_TASK DESCRIPTION:_
Which lines in the records below contain the word "únicamente"? Copy each of them.
-- Start of TASK INPUT --
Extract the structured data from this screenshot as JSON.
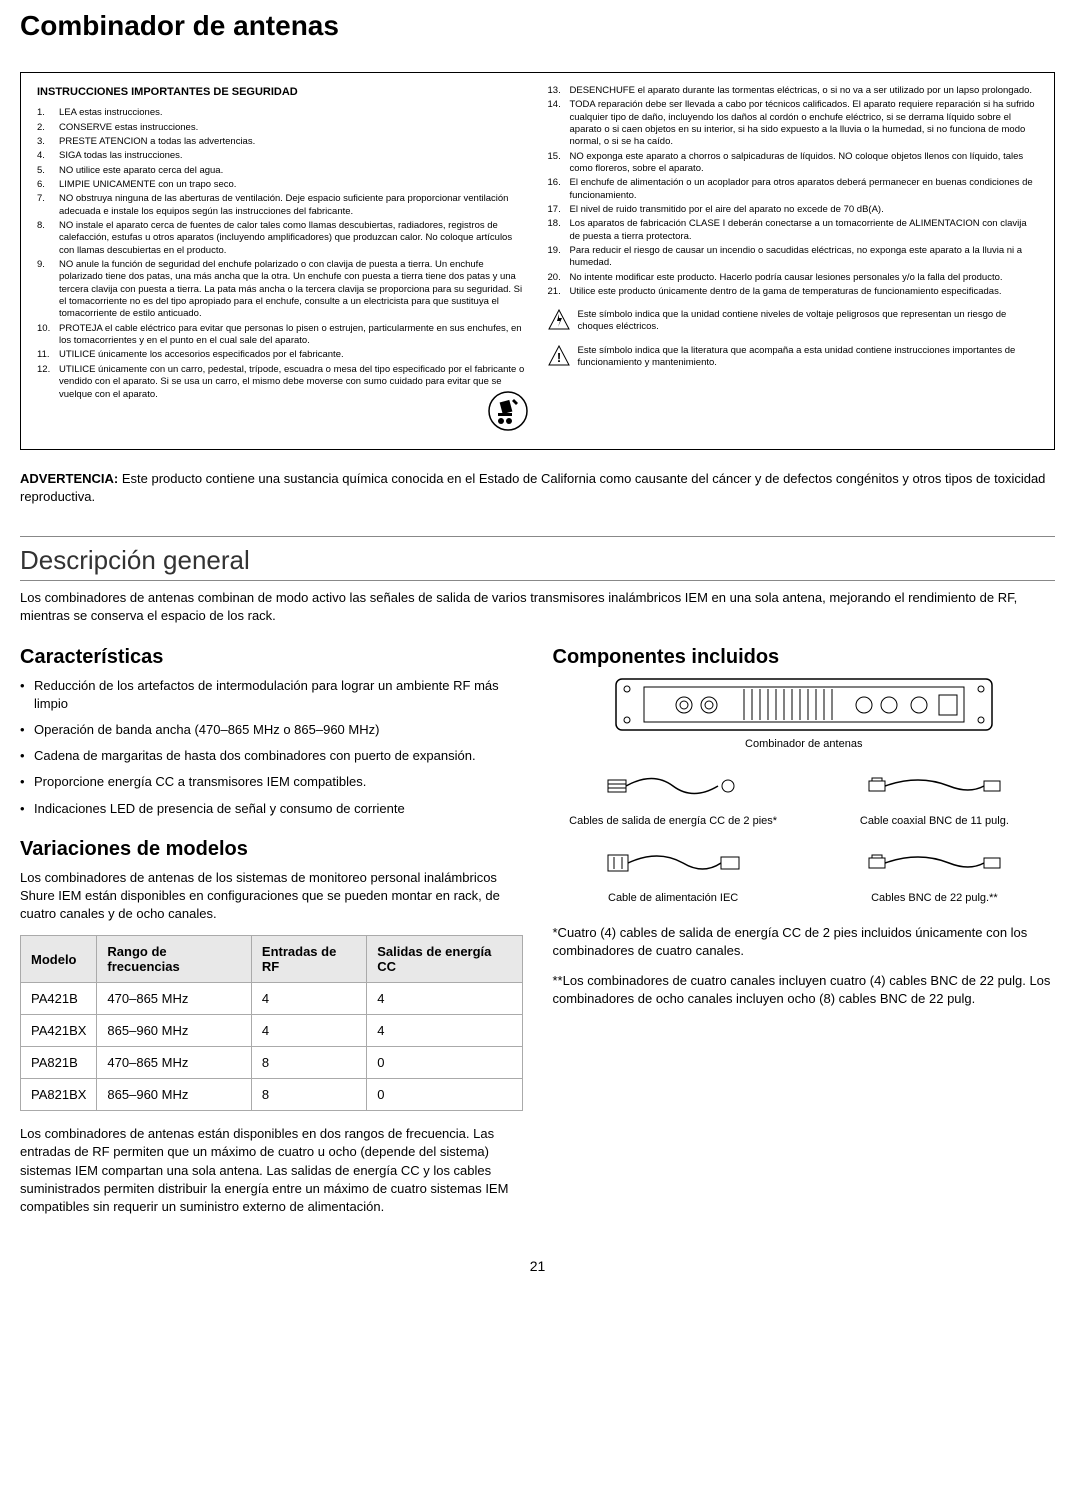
{
  "page": {
    "title": "Combinador de antenas",
    "number": "21"
  },
  "safety": {
    "title": "INSTRUCCIONES IMPORTANTES DE SEGURIDAD",
    "left": [
      {
        "n": "1.",
        "t": "LEA estas instrucciones."
      },
      {
        "n": "2.",
        "t": "CONSERVE estas instrucciones."
      },
      {
        "n": "3.",
        "t": "PRESTE ATENCION a todas las advertencias."
      },
      {
        "n": "4.",
        "t": "SIGA todas las instrucciones."
      },
      {
        "n": "5.",
        "t": "NO utilice este aparato cerca del agua."
      },
      {
        "n": "6.",
        "t": "LIMPIE UNICAMENTE con un trapo seco."
      },
      {
        "n": "7.",
        "t": "NO obstruya ninguna de las aberturas de ventilación. Deje espacio suficiente para proporcionar ventilación adecuada e instale los equipos según las instrucciones del fabricante."
      },
      {
        "n": "8.",
        "t": "NO instale el aparato cerca de fuentes de calor tales como llamas descubiertas, radiadores, registros de calefacción, estufas u otros aparatos (incluyendo amplificadores) que produzcan calor. No coloque artículos con llamas descubiertas en el producto."
      },
      {
        "n": "9.",
        "t": "NO anule la función de seguridad del enchufe polarizado o con clavija de puesta a tierra. Un enchufe polarizado tiene dos patas, una más ancha que la otra. Un enchufe con puesta a tierra tiene dos patas y una tercera clavija con puesta a tierra. La pata más ancha o la tercera clavija se proporciona para su seguridad. Si el tomacorriente no es del tipo apropiado para el enchufe, consulte a un electricista para que sustituya el tomacorriente de estilo anticuado."
      },
      {
        "n": "10.",
        "t": "PROTEJA el cable eléctrico para evitar que personas lo pisen o estrujen, particularmente en sus enchufes, en los tomacorrientes y en el punto en el cual sale del aparato."
      },
      {
        "n": "11.",
        "t": "UTILICE únicamente los accesorios especificados por el fabricante."
      },
      {
        "n": "12.",
        "t": "UTILICE únicamente con un carro, pedestal, trípode, escuadra o mesa del tipo especificado por el fabricante o vendido con el aparato. Si se usa un carro, el mismo debe moverse con sumo cuidado para evitar que se vuelque con el aparato."
      }
    ],
    "right": [
      {
        "n": "13.",
        "t": "DESENCHUFE el aparato durante las tormentas eléctricas, o si no va a ser utilizado por un lapso prolongado."
      },
      {
        "n": "14.",
        "t": "TODA reparación debe ser llevada a cabo por técnicos calificados. El aparato requiere reparación si ha sufrido cualquier tipo de daño, incluyendo los daños al cordón o enchufe eléctrico, si se derrama líquido sobre el aparato o si caen objetos en su interior, si ha sido expuesto a la lluvia o la humedad, si no funciona de modo normal, o si se ha caído."
      },
      {
        "n": "15.",
        "t": "NO exponga este aparato a chorros o salpicaduras de líquidos. NO coloque objetos llenos con líquido, tales como floreros, sobre el aparato."
      },
      {
        "n": "16.",
        "t": "El enchufe de alimentación o un acoplador para otros aparatos deberá permanecer en buenas condiciones de funcionamiento."
      },
      {
        "n": "17.",
        "t": "El nivel de ruido transmitido por el aire del aparato no excede de 70 dB(A)."
      },
      {
        "n": "18.",
        "t": "Los aparatos de fabricación CLASE I deberán conectarse a un tomacorriente de ALIMENTACION con clavija de puesta a tierra protectora."
      },
      {
        "n": "19.",
        "t": "Para reducir el riesgo de causar un incendio o sacudidas eléctricas, no exponga este aparato a la lluvia ni a humedad."
      },
      {
        "n": "20.",
        "t": "No intente modificar este producto. Hacerlo podría causar lesiones personales y/o la falla del producto."
      },
      {
        "n": "21.",
        "t": "Utilice este producto únicamente dentro de la gama de temperaturas de funcionamiento especificadas."
      }
    ],
    "symbol_voltage": "Este símbolo indica que la unidad contiene niveles de voltaje peligrosos que representan un riesgo de choques eléctricos.",
    "symbol_manual": "Este símbolo indica que la literatura que acompaña a esta unidad contiene instrucciones importantes de funcionamiento y mantenimiento."
  },
  "warning": {
    "label": "ADVERTENCIA:",
    "text": " Este producto contiene una sustancia química conocida en el Estado de California como causante del cáncer y de defectos congénitos y otros tipos de toxicidad reproductiva."
  },
  "overview": {
    "title": "Descripción general",
    "intro": "Los combinadores de antenas combinan de modo activo las señales de salida de varios transmisores inalámbricos IEM en una sola antena, mejorando el rendimiento de RF, mientras se conserva el espacio de los rack."
  },
  "features": {
    "title": "Características",
    "items": [
      "Reducción de los artefactos de intermodulación para lograr un ambiente RF más limpio",
      "Operación de banda ancha (470–865 MHz o 865–960 MHz)",
      "Cadena de margaritas de hasta dos combinadores con puerto de expansión.",
      "Proporcione energía CC a transmisores IEM compatibles.",
      "Indicaciones LED de presencia de señal y consumo de corriente"
    ]
  },
  "variations": {
    "title": "Variaciones de modelos",
    "intro": "Los combinadores de antenas de los sistemas de monitoreo personal inalámbricos Shure IEM están disponibles en configuraciones que se pueden montar en rack, de cuatro canales y de ocho canales.",
    "table": {
      "headers": [
        "Modelo",
        "Rango de frecuencias",
        "Entradas de RF",
        "Salidas de energía CC"
      ],
      "rows": [
        [
          "PA421B",
          "470–865 MHz",
          "4",
          "4"
        ],
        [
          "PA421BX",
          "865–960 MHz",
          "4",
          "4"
        ],
        [
          "PA821B",
          "470–865 MHz",
          "8",
          "0"
        ],
        [
          "PA821BX",
          "865–960 MHz",
          "8",
          "0"
        ]
      ]
    },
    "outro": "Los combinadores de antenas están disponibles en dos rangos de frecuencia. Las entradas de RF permiten que un máximo de cuatro u ocho (depende del sistema) sistemas IEM compartan una sola antena. Las salidas de energía CC y los cables suministrados permiten distribuir la energía entre un máximo de cuatro sistemas IEM compatibles sin requerir un suministro externo de alimentación."
  },
  "components": {
    "title": "Componentes incluidos",
    "main_label": "Combinador de antenas",
    "items": [
      "Cables de salida de energía CC de 2 pies*",
      "Cable coaxial BNC de 11 pulg.",
      "Cable de alimentación IEC",
      "Cables BNC de 22 pulg.**"
    ],
    "note1": "*Cuatro (4) cables de salida de energía CC de 2 pies incluidos únicamente con los combinadores de cuatro canales.",
    "note2": "**Los combinadores de cuatro canales incluyen cuatro (4) cables BNC de 22 pulg. Los combinadores de ocho canales incluyen ocho (8) cables BNC de 22 pulg."
  }
}
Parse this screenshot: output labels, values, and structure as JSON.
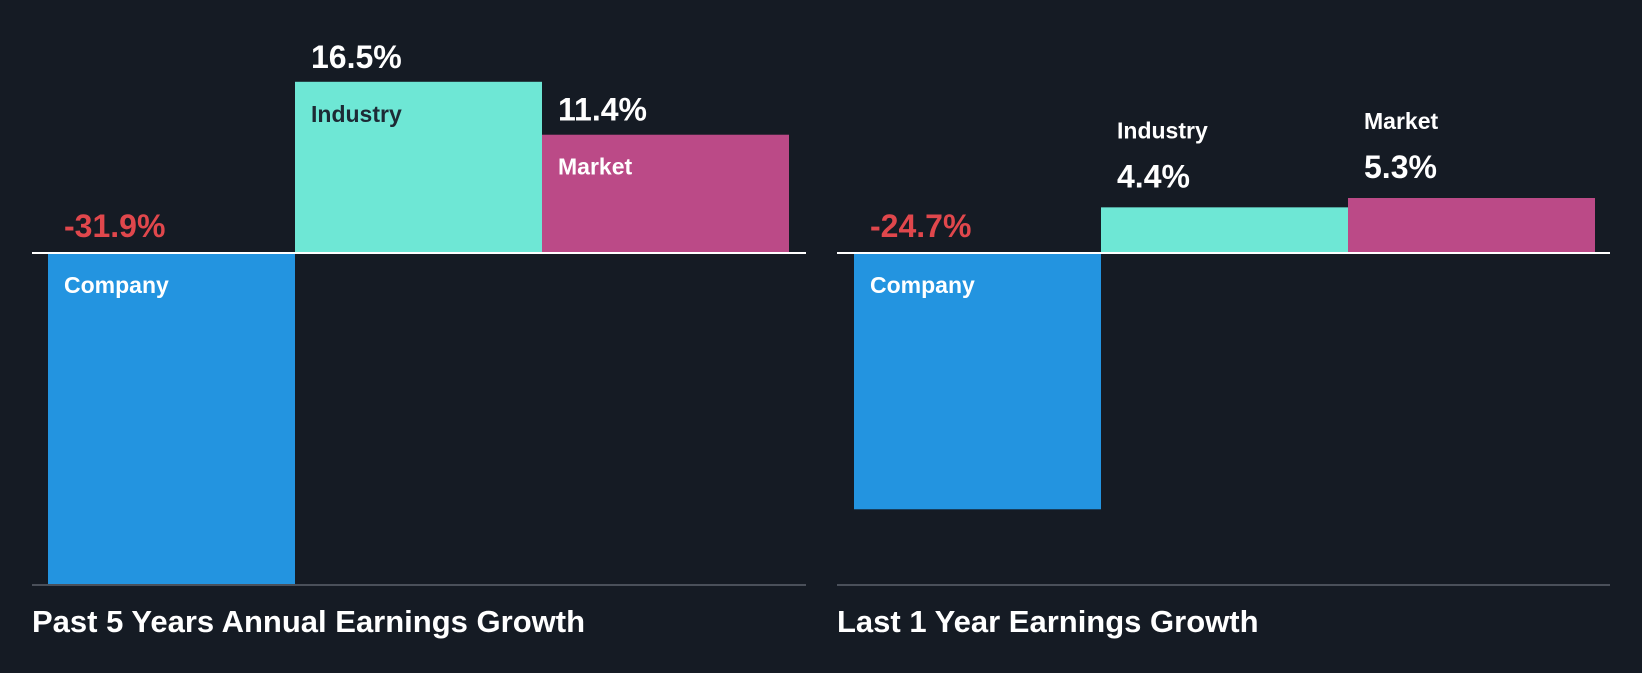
{
  "colors": {
    "background": "#151b24",
    "company": "#2394e0",
    "industry": "#6ee7d5",
    "market": "#bb4a87",
    "negative_label": "#e0474c",
    "positive_label": "#ffffff",
    "zero_line": "#ffffff",
    "baseline": "#4a505a"
  },
  "chart_data": [
    {
      "type": "bar",
      "title": "Past 5 Years Annual Earnings Growth",
      "categories": [
        "Company",
        "Industry",
        "Market"
      ],
      "values": [
        -31.9,
        16.5,
        11.4
      ],
      "value_labels": [
        "-31.9%",
        "16.5%",
        "11.4%"
      ],
      "unit": "%",
      "ylim": [
        -31.9,
        16.5
      ],
      "grid": false,
      "legend": "none"
    },
    {
      "type": "bar",
      "title": "Last 1 Year Earnings Growth",
      "categories": [
        "Company",
        "Industry",
        "Market"
      ],
      "values": [
        -24.7,
        4.4,
        5.3
      ],
      "value_labels": [
        "-24.7%",
        "4.4%",
        "5.3%"
      ],
      "unit": "%",
      "ylim": [
        -31.9,
        16.5
      ],
      "grid": false,
      "legend": "none"
    }
  ]
}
-- End of TASK INPUT --
_TASK RESPONSE:_
        "t": "UTILICE únicamente los accesorios especificados por el fabricante."
        "t": "UTILICE únicamente con un carro, pedestal, trípode, escuadra o mesa del tipo especificado por el fabricante o vendido con el aparato. Si se usa un carro, el mismo debe moverse con sumo cuidado para evitar que se vuelque con el aparato."
        "t": "Utilice este producto únicamente dentro de la gama de temperaturas de funcionamiento especificadas."
    "note1": "*Cuatro (4) cables de salida de energía CC de 2 pies incluidos únicamente con los combinadores de cuatro canales.",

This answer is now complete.